**SHORT EXERCISE:**
From the entries below, copy every line holding the word "JSON".

-- Start PROVIDED ENTRIES --

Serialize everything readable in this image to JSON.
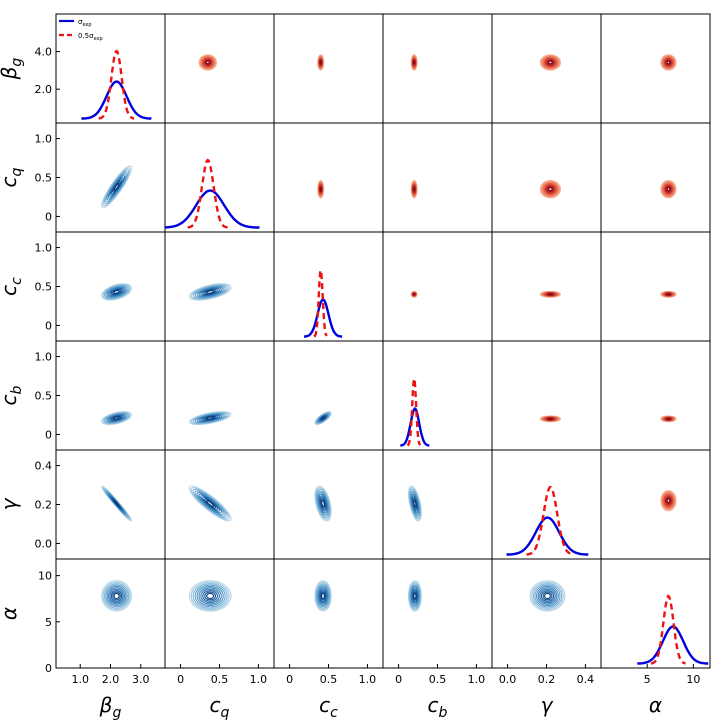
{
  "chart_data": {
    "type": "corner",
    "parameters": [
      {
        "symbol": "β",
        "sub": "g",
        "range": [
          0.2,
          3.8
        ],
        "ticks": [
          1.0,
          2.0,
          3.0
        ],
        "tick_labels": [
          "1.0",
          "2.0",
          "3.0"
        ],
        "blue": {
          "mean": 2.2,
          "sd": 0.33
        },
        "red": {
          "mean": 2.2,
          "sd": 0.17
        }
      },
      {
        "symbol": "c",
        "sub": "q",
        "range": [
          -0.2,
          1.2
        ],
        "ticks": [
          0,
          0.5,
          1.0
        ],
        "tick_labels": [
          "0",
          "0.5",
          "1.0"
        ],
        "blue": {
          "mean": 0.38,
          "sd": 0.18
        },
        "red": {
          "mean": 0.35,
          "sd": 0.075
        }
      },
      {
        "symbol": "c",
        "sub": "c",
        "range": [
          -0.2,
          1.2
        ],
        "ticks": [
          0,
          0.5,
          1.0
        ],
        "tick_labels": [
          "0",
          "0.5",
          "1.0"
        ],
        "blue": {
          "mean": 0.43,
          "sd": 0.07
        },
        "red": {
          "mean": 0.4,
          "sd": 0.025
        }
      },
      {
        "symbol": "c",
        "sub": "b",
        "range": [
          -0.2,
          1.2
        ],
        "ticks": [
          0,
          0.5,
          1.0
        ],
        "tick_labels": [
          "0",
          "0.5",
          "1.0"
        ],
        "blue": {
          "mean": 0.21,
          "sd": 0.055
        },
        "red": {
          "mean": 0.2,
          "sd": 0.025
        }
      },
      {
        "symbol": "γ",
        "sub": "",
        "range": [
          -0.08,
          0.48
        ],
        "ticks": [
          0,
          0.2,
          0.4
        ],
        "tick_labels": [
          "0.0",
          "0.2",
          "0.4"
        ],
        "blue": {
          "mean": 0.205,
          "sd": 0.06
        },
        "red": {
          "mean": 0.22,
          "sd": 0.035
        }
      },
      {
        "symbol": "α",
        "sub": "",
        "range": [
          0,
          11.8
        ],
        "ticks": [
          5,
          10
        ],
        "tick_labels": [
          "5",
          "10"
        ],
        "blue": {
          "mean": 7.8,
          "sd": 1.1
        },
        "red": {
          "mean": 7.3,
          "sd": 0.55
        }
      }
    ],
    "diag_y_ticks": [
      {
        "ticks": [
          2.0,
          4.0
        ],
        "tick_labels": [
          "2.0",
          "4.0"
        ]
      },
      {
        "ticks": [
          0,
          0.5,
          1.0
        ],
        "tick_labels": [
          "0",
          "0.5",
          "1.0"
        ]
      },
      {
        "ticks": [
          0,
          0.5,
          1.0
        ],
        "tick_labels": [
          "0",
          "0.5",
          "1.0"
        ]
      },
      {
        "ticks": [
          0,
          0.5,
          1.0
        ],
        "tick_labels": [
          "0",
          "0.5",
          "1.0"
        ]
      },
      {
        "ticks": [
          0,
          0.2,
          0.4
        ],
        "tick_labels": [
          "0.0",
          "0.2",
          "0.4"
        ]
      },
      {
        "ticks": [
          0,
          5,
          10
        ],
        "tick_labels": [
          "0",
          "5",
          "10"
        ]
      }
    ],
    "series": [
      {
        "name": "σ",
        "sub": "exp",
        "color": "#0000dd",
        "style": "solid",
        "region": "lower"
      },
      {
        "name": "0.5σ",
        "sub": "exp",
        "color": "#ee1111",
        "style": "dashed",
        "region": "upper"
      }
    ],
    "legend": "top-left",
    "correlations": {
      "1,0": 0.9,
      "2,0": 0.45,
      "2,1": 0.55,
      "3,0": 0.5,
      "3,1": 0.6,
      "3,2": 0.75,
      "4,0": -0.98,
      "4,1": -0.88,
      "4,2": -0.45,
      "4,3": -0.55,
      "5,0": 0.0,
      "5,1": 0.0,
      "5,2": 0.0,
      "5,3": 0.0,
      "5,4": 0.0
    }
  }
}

-- End PROVIDED ENTRIES --
-- Start PROVIDED ENTRIES --

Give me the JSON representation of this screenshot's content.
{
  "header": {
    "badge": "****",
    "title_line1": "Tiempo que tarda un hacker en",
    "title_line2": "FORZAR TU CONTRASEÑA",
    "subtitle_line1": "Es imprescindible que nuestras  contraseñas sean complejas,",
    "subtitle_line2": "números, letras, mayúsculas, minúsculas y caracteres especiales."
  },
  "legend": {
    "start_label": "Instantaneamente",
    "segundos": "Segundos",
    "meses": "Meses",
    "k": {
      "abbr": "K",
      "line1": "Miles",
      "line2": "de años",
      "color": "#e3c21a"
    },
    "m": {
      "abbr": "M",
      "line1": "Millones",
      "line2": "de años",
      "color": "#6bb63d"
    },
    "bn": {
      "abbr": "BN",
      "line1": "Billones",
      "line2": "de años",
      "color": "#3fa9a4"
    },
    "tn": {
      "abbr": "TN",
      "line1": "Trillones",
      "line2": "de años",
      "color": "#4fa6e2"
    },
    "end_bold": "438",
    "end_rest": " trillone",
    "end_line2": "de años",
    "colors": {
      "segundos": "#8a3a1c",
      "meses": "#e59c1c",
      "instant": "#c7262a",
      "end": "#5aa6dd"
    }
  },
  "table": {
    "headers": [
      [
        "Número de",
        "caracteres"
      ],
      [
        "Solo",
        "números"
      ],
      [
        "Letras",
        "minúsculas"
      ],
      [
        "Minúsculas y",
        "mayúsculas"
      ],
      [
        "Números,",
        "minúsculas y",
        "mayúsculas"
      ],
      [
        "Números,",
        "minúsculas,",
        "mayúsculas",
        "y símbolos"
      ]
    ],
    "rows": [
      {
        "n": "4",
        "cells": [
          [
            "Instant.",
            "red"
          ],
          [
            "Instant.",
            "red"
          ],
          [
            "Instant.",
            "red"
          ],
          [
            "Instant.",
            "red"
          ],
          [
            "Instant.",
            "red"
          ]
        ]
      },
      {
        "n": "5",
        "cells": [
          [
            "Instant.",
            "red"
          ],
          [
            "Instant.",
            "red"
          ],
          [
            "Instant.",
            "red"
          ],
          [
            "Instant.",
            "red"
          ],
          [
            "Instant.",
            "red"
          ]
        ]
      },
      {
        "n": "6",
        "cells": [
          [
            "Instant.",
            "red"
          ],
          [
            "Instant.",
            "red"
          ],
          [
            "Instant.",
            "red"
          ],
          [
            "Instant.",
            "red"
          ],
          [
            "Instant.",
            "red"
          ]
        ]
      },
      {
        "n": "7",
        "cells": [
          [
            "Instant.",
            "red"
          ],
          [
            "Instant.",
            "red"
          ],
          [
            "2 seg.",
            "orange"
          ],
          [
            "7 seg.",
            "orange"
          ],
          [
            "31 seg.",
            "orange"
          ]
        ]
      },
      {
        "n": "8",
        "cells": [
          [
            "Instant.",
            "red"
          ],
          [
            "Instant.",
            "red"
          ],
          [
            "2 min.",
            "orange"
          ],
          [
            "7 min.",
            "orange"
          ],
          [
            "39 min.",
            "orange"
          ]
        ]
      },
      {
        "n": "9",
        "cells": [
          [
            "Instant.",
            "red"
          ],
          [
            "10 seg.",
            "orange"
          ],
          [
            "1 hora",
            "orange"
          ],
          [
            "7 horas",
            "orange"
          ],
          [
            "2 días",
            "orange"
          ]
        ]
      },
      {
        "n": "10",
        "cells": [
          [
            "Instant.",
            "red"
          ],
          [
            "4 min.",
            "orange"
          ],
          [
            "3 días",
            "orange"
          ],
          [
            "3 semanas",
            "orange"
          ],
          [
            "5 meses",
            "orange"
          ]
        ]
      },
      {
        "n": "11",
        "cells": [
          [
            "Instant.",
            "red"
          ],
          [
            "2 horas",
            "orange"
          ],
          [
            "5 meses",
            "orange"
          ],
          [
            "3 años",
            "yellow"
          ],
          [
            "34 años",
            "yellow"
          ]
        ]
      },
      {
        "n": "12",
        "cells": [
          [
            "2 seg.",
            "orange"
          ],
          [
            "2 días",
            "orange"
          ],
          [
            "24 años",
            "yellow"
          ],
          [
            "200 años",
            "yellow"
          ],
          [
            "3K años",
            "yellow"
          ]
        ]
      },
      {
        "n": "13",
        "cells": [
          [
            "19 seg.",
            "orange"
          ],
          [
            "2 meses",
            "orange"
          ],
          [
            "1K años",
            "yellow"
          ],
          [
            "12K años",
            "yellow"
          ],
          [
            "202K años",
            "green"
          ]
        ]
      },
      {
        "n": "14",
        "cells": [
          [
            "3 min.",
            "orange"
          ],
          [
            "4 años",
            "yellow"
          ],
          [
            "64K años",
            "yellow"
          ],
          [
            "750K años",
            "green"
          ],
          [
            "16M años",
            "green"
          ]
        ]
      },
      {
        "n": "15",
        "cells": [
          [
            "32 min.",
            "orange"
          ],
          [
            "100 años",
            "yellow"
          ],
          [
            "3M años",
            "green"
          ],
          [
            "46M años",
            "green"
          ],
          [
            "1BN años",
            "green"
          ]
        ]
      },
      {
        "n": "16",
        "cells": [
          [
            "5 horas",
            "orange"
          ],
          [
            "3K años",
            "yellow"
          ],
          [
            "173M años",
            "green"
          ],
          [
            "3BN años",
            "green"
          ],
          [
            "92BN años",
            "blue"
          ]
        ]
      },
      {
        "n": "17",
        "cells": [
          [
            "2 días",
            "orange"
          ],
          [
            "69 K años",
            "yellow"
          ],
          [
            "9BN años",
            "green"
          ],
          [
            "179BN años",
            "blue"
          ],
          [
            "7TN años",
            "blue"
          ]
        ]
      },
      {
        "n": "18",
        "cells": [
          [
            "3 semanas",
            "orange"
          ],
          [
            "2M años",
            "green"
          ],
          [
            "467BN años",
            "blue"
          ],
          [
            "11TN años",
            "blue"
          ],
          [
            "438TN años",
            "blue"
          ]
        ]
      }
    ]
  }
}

-- End PROVIDED ENTRIES --

**WORKED SOLUTION:**
Serialize everything readable in this image to JSON.
Give me the JSON representation of this screenshot's content.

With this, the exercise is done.